Le 8 octobre 2008, le gouvernement rwandais annonçait sa décision de transformer en musée du génocide la résidence familiale de feu le président Habyarimana, assassiné le 6 avril 1994 dans un attentat terroriste contre son avion. Cette résidence privée est située à Kanombe, zone périphérique de Kigali, près de l’aéroport, ce qui explique pourquoi l’avion présidentiel lâchement abattu, alors qu’il procédait à l’atterrissage, s’est échoué dans l’enceinte même de la propriété familiale.
Nous, la famille du président Habyarimana, dont l’assassinat a entraîné les massacres que tout le monde connaît, dénonçons la perfidie, la mauvaise foi et l’ignominie manifestes, motivés par cette décision prise par le régime de Kigali, qui prétend le faire pour promouvoir la réconciliation et l’unité du peuple rwandais.
Face à ce geste arrogant et sadique, nous avons jugé important d’informer les Rwandais, ainsi que tous ceux qui aspirent sincèrement au bien-être de l’ensemble du peuple rwandais et à sa réelle réconciliation, de ce qui suit.

_Données fournies:_
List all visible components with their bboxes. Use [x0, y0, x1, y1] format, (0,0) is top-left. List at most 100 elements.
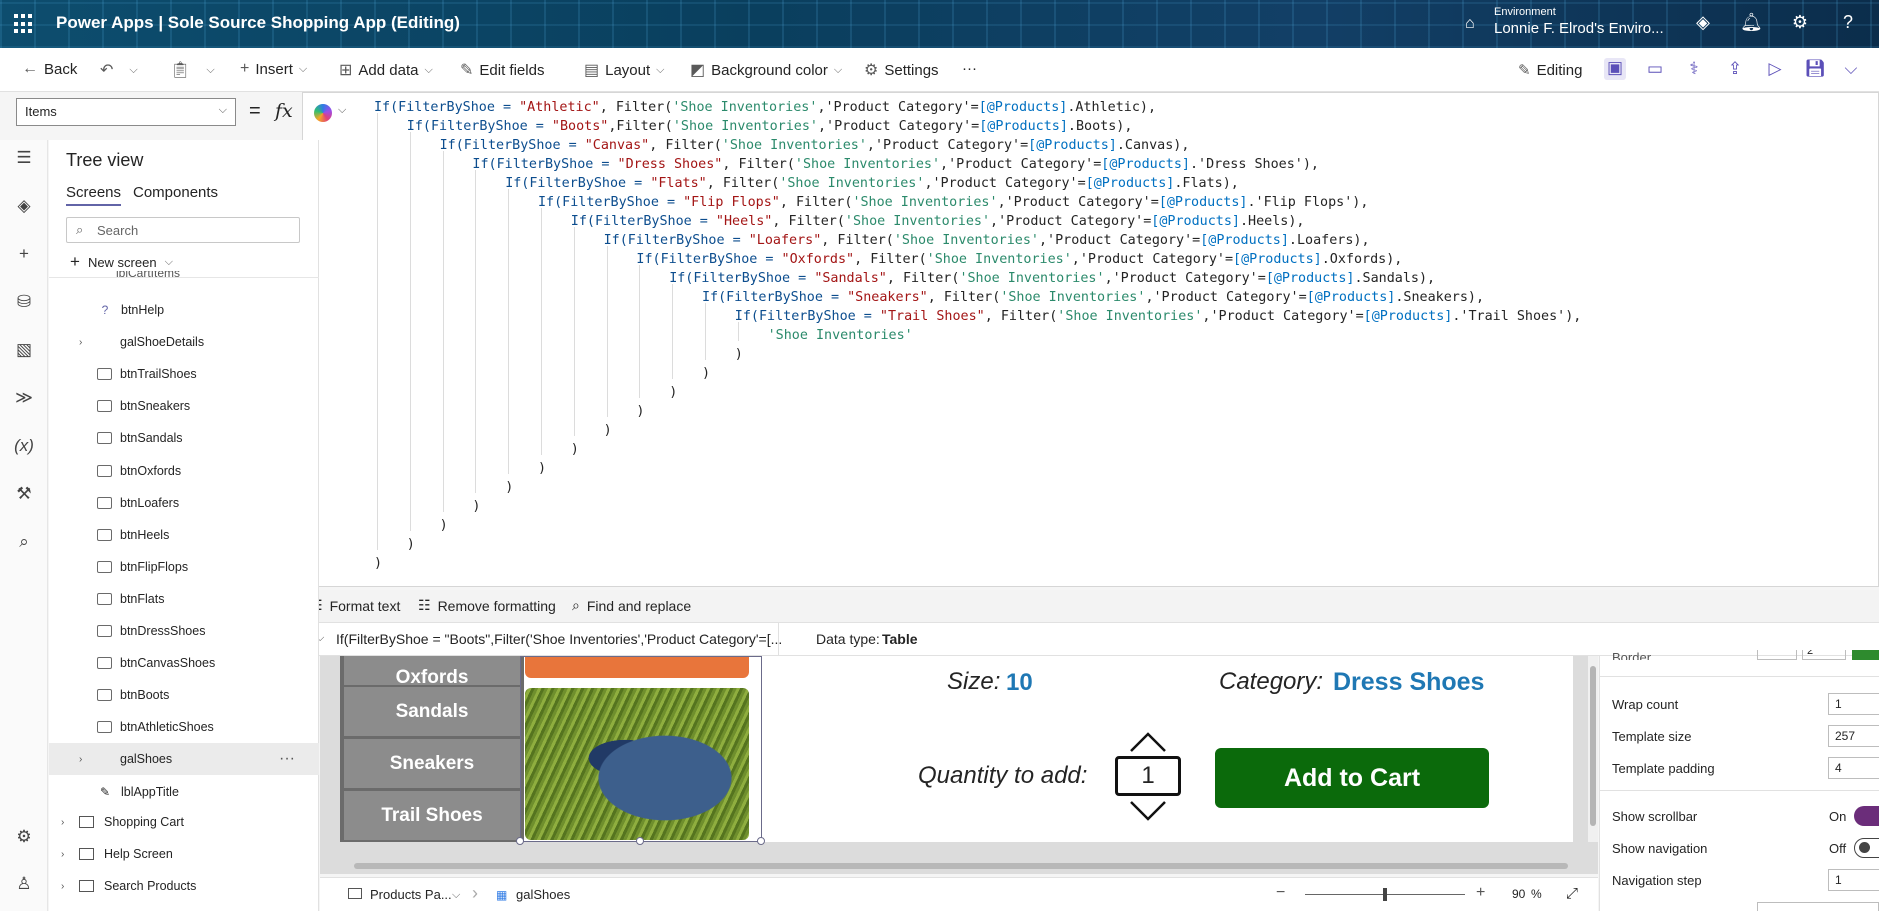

...

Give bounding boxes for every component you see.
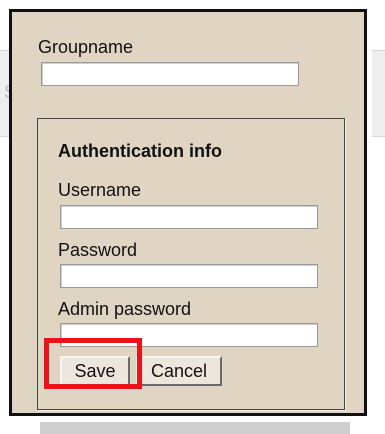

_Consigne A:_ Pour chacune des affirmations suivantes, indiquer si elle concorde avec l’extrait, puis citer à l’identique les mots qui permettent de trancher : (i) la résidence se trouve à Kanombe, près de l’aéroport ; (ii) le gouvernement rwandais a annoncé sa décision le 6 avril 1994 ; (iii) l’avion présidentiel s’est échoué dans l’enceinte de la propriété familiale.
_Consigne B:_ Reproduire sans modification le passage de l’extrait qui va de "Le 8 octobre" jusqu’à "la propriété familiale.".
Les items forment un matériau indépendant de l’extrait.

_Réponse attendue A:_
(i) Oui : « Cette résidence privée est située à Kanombe, zone périphérique de Kigali, près de l’aéroport »
(ii) Non : « Le 8 octobre 2008, le gouvernement rwandais annonçait sa décision »
(iii) Oui : « s’est échoué dans l’enceinte même de la propriété familiale »

_Réponse attendue B:_
Le 8 octobre 2008, le gouvernement rwandais annonçait sa décision de transformer en musée du génocide la résidence familiale de feu le président Habyarimana, assassiné le 6 avril 1994 dans un attentat terroriste contre son avion. Cette résidence privée est située à Kanombe, zone périphérique de Kigali, près de l’aéroport, ce qui explique pourquoi l’avion présidentiel lâchement abattu, alors qu’il procédait à l’atterrissage, s’est échoué dans l’enceinte même de la propriété familiale.